## Directions for this task
Go through the lines below. Copy those with "which".

Segment Start: Records provided

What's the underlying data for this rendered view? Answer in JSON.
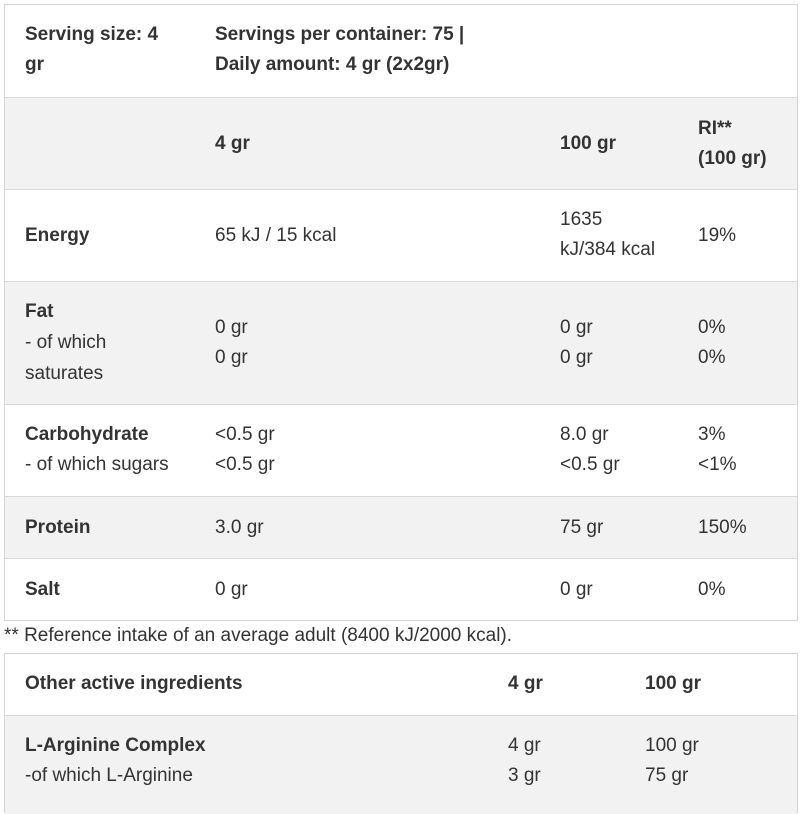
{
  "nutrition_table": {
    "header": {
      "serving_size": "Serving size: 4 gr",
      "servings_line1": "Servings per container: 75 |",
      "servings_line2": "Daily amount: 4 gr (2x2gr)"
    },
    "columns": {
      "col1": "4 gr",
      "col2": "100 gr",
      "ri_line1": "RI**",
      "ri_line2": "(100 gr)"
    },
    "rows": [
      {
        "name": "Energy",
        "sub": "",
        "v1": [
          "65 kJ / 15 kcal"
        ],
        "v2": [
          "1635",
          "kJ/384 kcal"
        ],
        "ri": [
          "19%"
        ]
      },
      {
        "name": "Fat",
        "sub_lines": [
          "- of which",
          "saturates"
        ],
        "v1": [
          "0 gr",
          "0 gr"
        ],
        "v2": [
          "0 gr",
          "0 gr"
        ],
        "ri": [
          "0%",
          "0%"
        ]
      },
      {
        "name": "Carbohydrate",
        "sub_lines": [
          "- of which sugars"
        ],
        "v1": [
          "<0.5 gr",
          "<0.5 gr"
        ],
        "v2": [
          "8.0 gr",
          "<0.5 gr"
        ],
        "ri": [
          "3%",
          "<1%"
        ]
      },
      {
        "name": "Protein",
        "v1": [
          "3.0 gr"
        ],
        "v2": [
          "75 gr"
        ],
        "ri": [
          "150%"
        ]
      },
      {
        "name": "Salt",
        "v1": [
          "0 gr"
        ],
        "v2": [
          "0 gr"
        ],
        "ri": [
          "0%"
        ]
      }
    ],
    "footnote": "** Reference intake of an average adult (8400 kJ/2000 kcal)."
  },
  "ingredients_table": {
    "header": {
      "title": "Other active ingredients",
      "col1": "4 gr",
      "col2": "100 gr"
    },
    "rows": [
      {
        "name": "L-Arginine Complex",
        "sub": "-of which L-Arginine",
        "v1": [
          "4 gr",
          "3 gr"
        ],
        "v2": [
          "100 gr",
          "75 gr"
        ]
      }
    ]
  }
}
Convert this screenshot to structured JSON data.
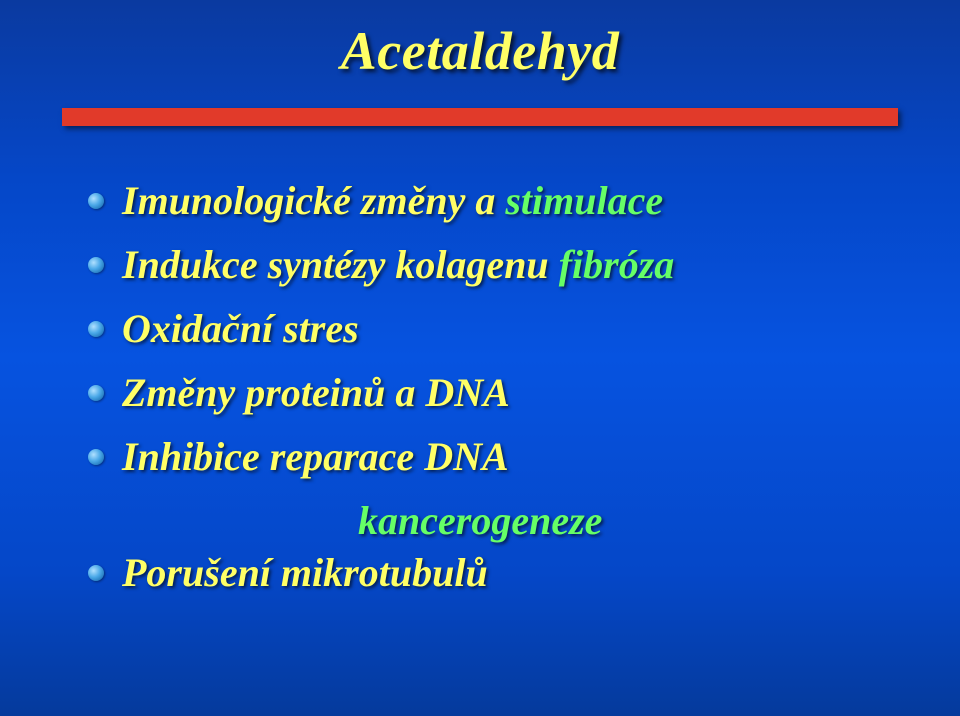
{
  "slide": {
    "title": "Acetaldehyd",
    "background_gradient": [
      "#0a3aa0",
      "#0547c8",
      "#0653e0",
      "#0547c8",
      "#053a9c"
    ],
    "underline_color": "#e13a2a",
    "title_color": "#ffff66",
    "bullet_gradient": [
      "#b0e0ff",
      "#4aa8e8",
      "#0a5aa0"
    ],
    "body_fontsize": 40,
    "title_fontsize": 54,
    "items": [
      {
        "prefix": "Imunologické změny a ",
        "prefix_color": "#ffff66",
        "suffix": "stimulace",
        "suffix_color": "#66ff66"
      },
      {
        "prefix": "Indukce syntézy kolagenu ",
        "prefix_color": "#ffff66",
        "suffix": "fibróza",
        "suffix_color": "#66ff66"
      },
      {
        "prefix": "Oxidační stres",
        "prefix_color": "#ffff66",
        "suffix": "",
        "suffix_color": "#66ff66"
      },
      {
        "prefix": "Změny proteinů a DNA",
        "prefix_color": "#ffff66",
        "suffix": "",
        "suffix_color": "#66ff66"
      },
      {
        "prefix": "Inhibice reparace DNA",
        "prefix_color": "#ffff66",
        "suffix": "",
        "suffix_color": "#66ff66"
      }
    ],
    "indent_line": "kancerogeneze",
    "indent_color": "#66ff66",
    "last_item": {
      "prefix": "Porušení mikrotubulů",
      "prefix_color": "#ffff66"
    }
  }
}
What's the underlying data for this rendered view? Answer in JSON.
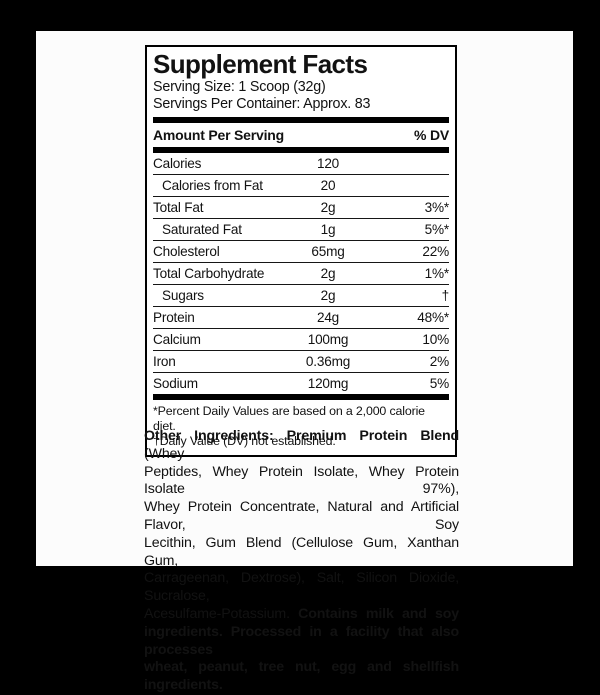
{
  "colors": {
    "page_background": "#000000",
    "label_background": "#ffffff",
    "text": "#121212",
    "rule": "#000000"
  },
  "facts": {
    "title": "Supplement Facts",
    "serving_size": "Serving Size: 1 Scoop (32g)",
    "servings_per_container": "Servings Per Container: Approx. 83",
    "header": {
      "amount_label": "Amount Per Serving",
      "dv_label": "% DV"
    },
    "rows": [
      {
        "label": "Calories",
        "amount": "120",
        "dv": "",
        "indent": false
      },
      {
        "label": "Calories from Fat",
        "amount": "20",
        "dv": "",
        "indent": true
      },
      {
        "label": "Total Fat",
        "amount": "2g",
        "dv": "3%*",
        "indent": false
      },
      {
        "label": "Saturated Fat",
        "amount": "1g",
        "dv": "5%*",
        "indent": true
      },
      {
        "label": "Cholesterol",
        "amount": "65mg",
        "dv": "22%",
        "indent": false
      },
      {
        "label": "Total Carbohydrate",
        "amount": "2g",
        "dv": "1%*",
        "indent": false
      },
      {
        "label": "Sugars",
        "amount": "2g",
        "dv": "†",
        "indent": true
      },
      {
        "label": "Protein",
        "amount": "24g",
        "dv": "48%*",
        "indent": false
      },
      {
        "label": "Calcium",
        "amount": "100mg",
        "dv": "10%",
        "indent": false
      },
      {
        "label": "Iron",
        "amount": "0.36mg",
        "dv": "2%",
        "indent": false
      },
      {
        "label": "Sodium",
        "amount": "120mg",
        "dv": "5%",
        "indent": false
      }
    ],
    "footnotes": [
      "*Percent Daily Values are based on a 2,000 calorie diet.",
      "†Daily Value (DV) not established."
    ]
  },
  "other_ingredients": {
    "lines": [
      {
        "justify": true,
        "segments": [
          {
            "bold": true,
            "text": "Other Ingredients: Premium Protein Blend"
          },
          {
            "bold": false,
            "text": " (Whey"
          }
        ]
      },
      {
        "justify": true,
        "segments": [
          {
            "bold": false,
            "text": "Peptides, Whey Protein Isolate, Whey Protein Isolate 97%),"
          }
        ]
      },
      {
        "justify": true,
        "segments": [
          {
            "bold": false,
            "text": "Whey Protein Concentrate, Natural and Artificial Flavor, Soy"
          }
        ]
      },
      {
        "justify": true,
        "segments": [
          {
            "bold": false,
            "text": "Lecithin, Gum Blend (Cellulose Gum, Xanthan Gum,"
          }
        ]
      },
      {
        "justify": true,
        "segments": [
          {
            "bold": false,
            "text": "Carrageenan, Dextrose), Salt, Silicon Dioxide, Sucralose,"
          }
        ]
      },
      {
        "justify": true,
        "segments": [
          {
            "bold": false,
            "text": "Acesulfame-Potassium. "
          },
          {
            "bold": true,
            "text": "Contains milk and soy"
          }
        ]
      },
      {
        "justify": true,
        "segments": [
          {
            "bold": true,
            "text": "ingredients. Processed in a facility that also processes"
          }
        ]
      },
      {
        "justify": false,
        "segments": [
          {
            "bold": true,
            "text": "wheat, peanut, tree nut, egg and shellfish ingredients."
          }
        ]
      }
    ]
  }
}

Segment End: Records provided

## Task output
          "- of which",
          "- of which sugars"
        "sub": "-of which L-Arginine",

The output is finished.